**Exercise goal**
Leave out the pictures and copy everything else below exactly.
- - -
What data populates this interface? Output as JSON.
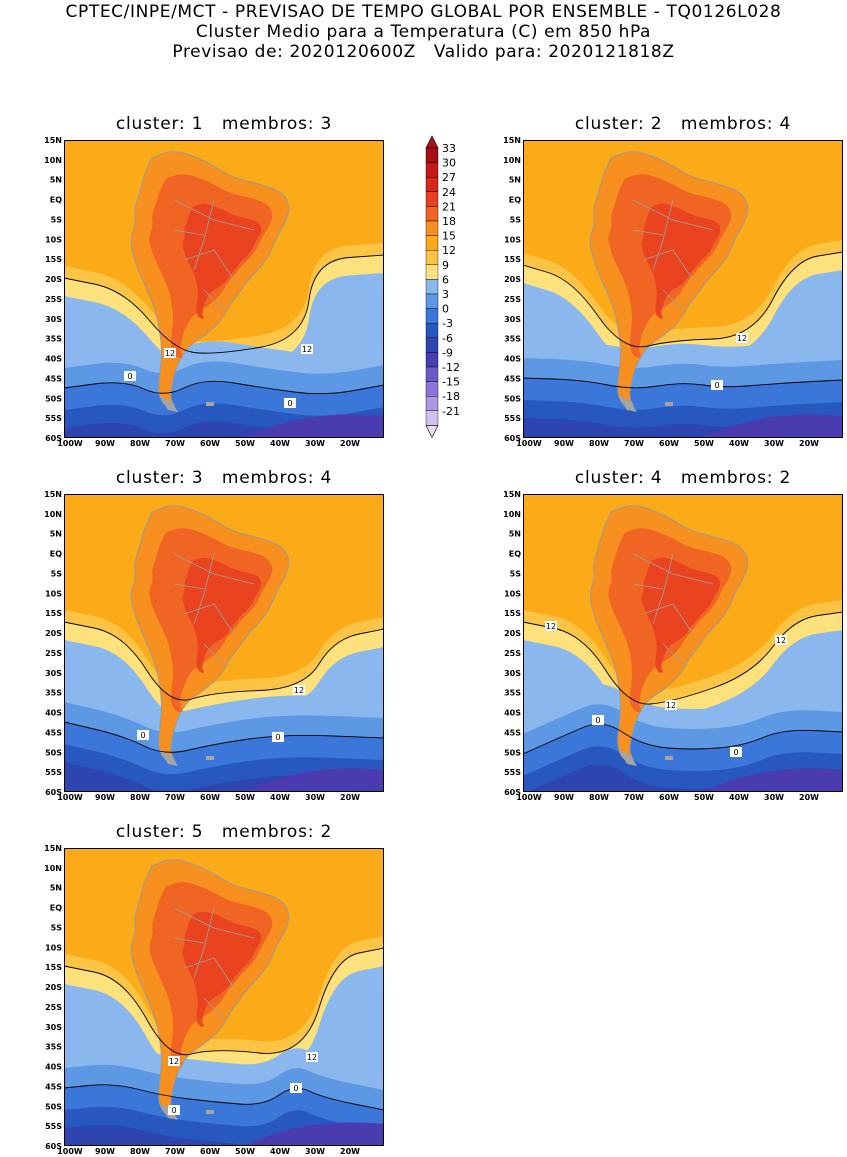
{
  "header": {
    "line1": "CPTEC/INPE/MCT - PREVISAO DE TEMPO GLOBAL POR ENSEMBLE - TQ0126L028",
    "line2": "Cluster Medio para a Temperatura (C) em 850 hPa",
    "line3": "Previsao de: 2020120600Z   Valido para: 2020121818Z"
  },
  "lat_labels": [
    "15N",
    "10N",
    "5N",
    "EQ",
    "5S",
    "10S",
    "15S",
    "20S",
    "25S",
    "30S",
    "35S",
    "40S",
    "45S",
    "50S",
    "55S",
    "60S"
  ],
  "lon_labels": [
    "100W",
    "90W",
    "80W",
    "70W",
    "60W",
    "50W",
    "40W",
    "30W",
    "20W"
  ],
  "panels": [
    {
      "title": "cluster: 1   membros: 3",
      "contour_labels": [
        "12",
        "12",
        "0",
        "0"
      ]
    },
    {
      "title": "cluster: 2   membros: 4",
      "contour_labels": [
        "12",
        "0"
      ]
    },
    {
      "title": "cluster: 3   membros: 4",
      "contour_labels": [
        "12",
        "0",
        "0"
      ]
    },
    {
      "title": "cluster: 4   membros: 2",
      "contour_labels": [
        "12",
        "12",
        "12",
        "0",
        "0"
      ]
    },
    {
      "title": "cluster: 5   membros: 2",
      "contour_labels": [
        "12",
        "12",
        "0",
        "0"
      ]
    }
  ],
  "colorbar": {
    "labels": [
      "33",
      "30",
      "27",
      "24",
      "21",
      "18",
      "15",
      "12",
      "9",
      "6",
      "3",
      "0",
      "-3",
      "-6",
      "-9",
      "-12",
      "-15",
      "-18",
      "-21"
    ],
    "colors": [
      "#a50f15",
      "#c21a1a",
      "#d8281e",
      "#e8401f",
      "#f06424",
      "#f7901e",
      "#fbaa18",
      "#fcc445",
      "#fde17c",
      "#8ab8ee",
      "#5c98e4",
      "#3a77d8",
      "#2658c0",
      "#2e45b0",
      "#4a3cb0",
      "#6b58c8",
      "#8a76d6",
      "#ab98e2",
      "#cdbfee"
    ]
  }
}
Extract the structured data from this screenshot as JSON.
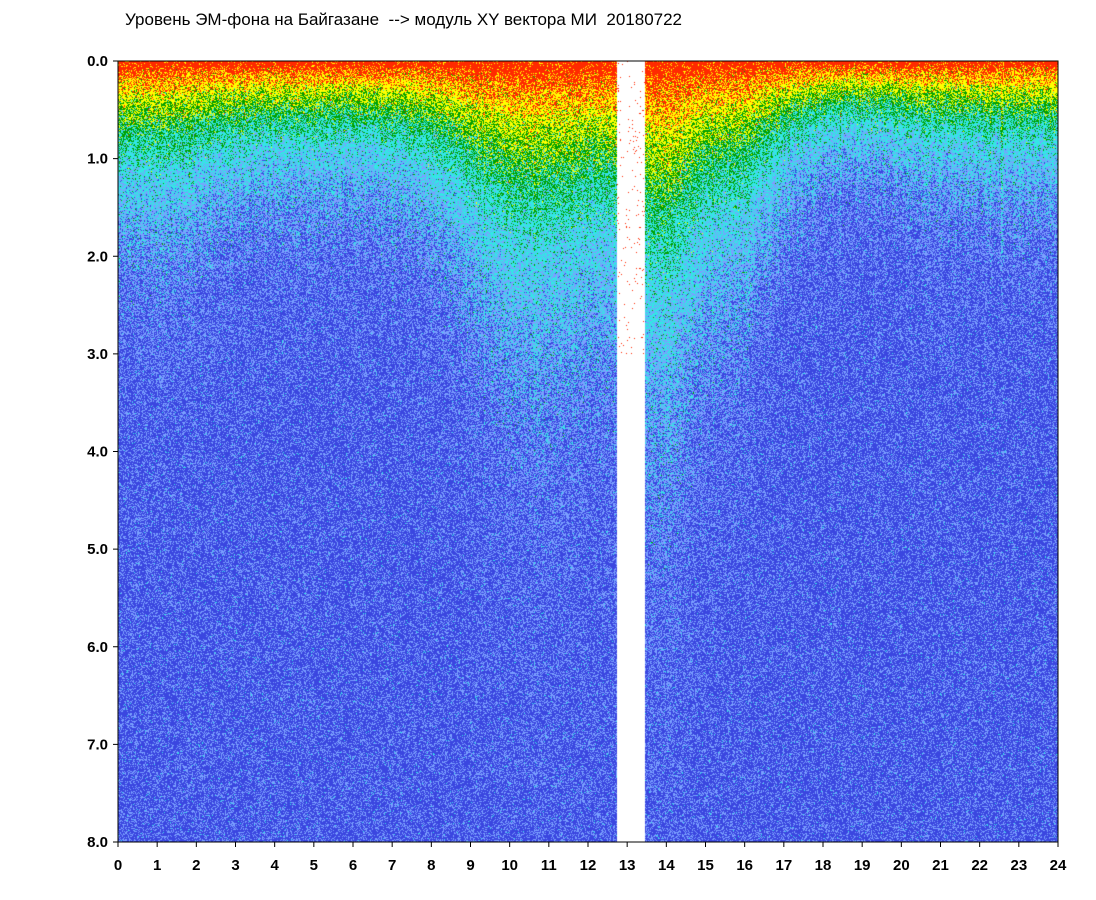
{
  "chart_data": {
    "type": "heatmap",
    "title": "Уровень ЭМ-фона на Байгазане  --> модуль XY вектора МИ  20180722",
    "xlabel": "",
    "ylabel": "",
    "xlim": [
      0,
      24
    ],
    "ylim": [
      0,
      8
    ],
    "y_inverted": true,
    "x_ticks": [
      "0",
      "1",
      "2",
      "3",
      "4",
      "5",
      "6",
      "7",
      "8",
      "9",
      "10",
      "11",
      "12",
      "13",
      "14",
      "15",
      "16",
      "17",
      "18",
      "19",
      "20",
      "21",
      "22",
      "23",
      "24"
    ],
    "y_ticks": [
      "0.0",
      "1.0",
      "2.0",
      "3.0",
      "4.0",
      "5.0",
      "6.0",
      "7.0",
      "8.0"
    ],
    "palette": [
      "#ff2a00",
      "#ffff00",
      "#00a000",
      "#33e6e6",
      "#7aa0ff",
      "#3a46e0"
    ],
    "gap_hours": [
      12.75,
      13.45
    ],
    "grid": false,
    "legend": "none"
  }
}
- - -
**The output**
What data populates this interface? Output as JSON.
{
  "header": {
    "line1": "CPTEC/INPE/MCT - PREVISAO DE TEMPO GLOBAL POR ENSEMBLE - TQ0126L028",
    "line2": "Cluster Medio para a Temperatura (C) em 850 hPa",
    "line3": "Previsao de: 2020120600Z   Valido para: 2020121818Z"
  },
  "lat_labels": [
    "15N",
    "10N",
    "5N",
    "EQ",
    "5S",
    "10S",
    "15S",
    "20S",
    "25S",
    "30S",
    "35S",
    "40S",
    "45S",
    "50S",
    "55S",
    "60S"
  ],
  "lon_labels": [
    "100W",
    "90W",
    "80W",
    "70W",
    "60W",
    "50W",
    "40W",
    "30W",
    "20W"
  ],
  "panels": [
    {
      "title": "cluster: 1   membros: 3",
      "contour_labels": [
        "12",
        "12",
        "0",
        "0"
      ]
    },
    {
      "title": "cluster: 2   membros: 4",
      "contour_labels": [
        "12",
        "0"
      ]
    },
    {
      "title": "cluster: 3   membros: 4",
      "contour_labels": [
        "12",
        "0",
        "0"
      ]
    },
    {
      "title": "cluster: 4   membros: 2",
      "contour_labels": [
        "12",
        "12",
        "12",
        "0",
        "0"
      ]
    },
    {
      "title": "cluster: 5   membros: 2",
      "contour_labels": [
        "12",
        "12",
        "0",
        "0"
      ]
    }
  ],
  "colorbar": {
    "labels": [
      "33",
      "30",
      "27",
      "24",
      "21",
      "18",
      "15",
      "12",
      "9",
      "6",
      "3",
      "0",
      "-3",
      "-6",
      "-9",
      "-12",
      "-15",
      "-18",
      "-21"
    ],
    "colors": [
      "#a50f15",
      "#c21a1a",
      "#d8281e",
      "#e8401f",
      "#f06424",
      "#f7901e",
      "#fbaa18",
      "#fcc445",
      "#fde17c",
      "#8ab8ee",
      "#5c98e4",
      "#3a77d8",
      "#2658c0",
      "#2e45b0",
      "#4a3cb0",
      "#6b58c8",
      "#8a76d6",
      "#ab98e2",
      "#cdbfee"
    ]
  }
}
Extract the structured data from this screenshot as JSON.
{
  "chart_data": {
    "type": "heatmap",
    "title": "Уровень ЭМ-фона на Байгазане  --> модуль XY вектора МИ  20180722",
    "xlabel": "",
    "ylabel": "",
    "xlim": [
      0,
      24
    ],
    "ylim": [
      0,
      8
    ],
    "y_inverted": true,
    "x_ticks": [
      "0",
      "1",
      "2",
      "3",
      "4",
      "5",
      "6",
      "7",
      "8",
      "9",
      "10",
      "11",
      "12",
      "13",
      "14",
      "15",
      "16",
      "17",
      "18",
      "19",
      "20",
      "21",
      "22",
      "23",
      "24"
    ],
    "y_ticks": [
      "0.0",
      "1.0",
      "2.0",
      "3.0",
      "4.0",
      "5.0",
      "6.0",
      "7.0",
      "8.0"
    ],
    "palette": [
      "#ff2a00",
      "#ffff00",
      "#00a000",
      "#33e6e6",
      "#7aa0ff",
      "#3a46e0"
    ],
    "gap_hours": [
      12.75,
      13.45
    ],
    "grid": false,
    "legend": "none"
  }
}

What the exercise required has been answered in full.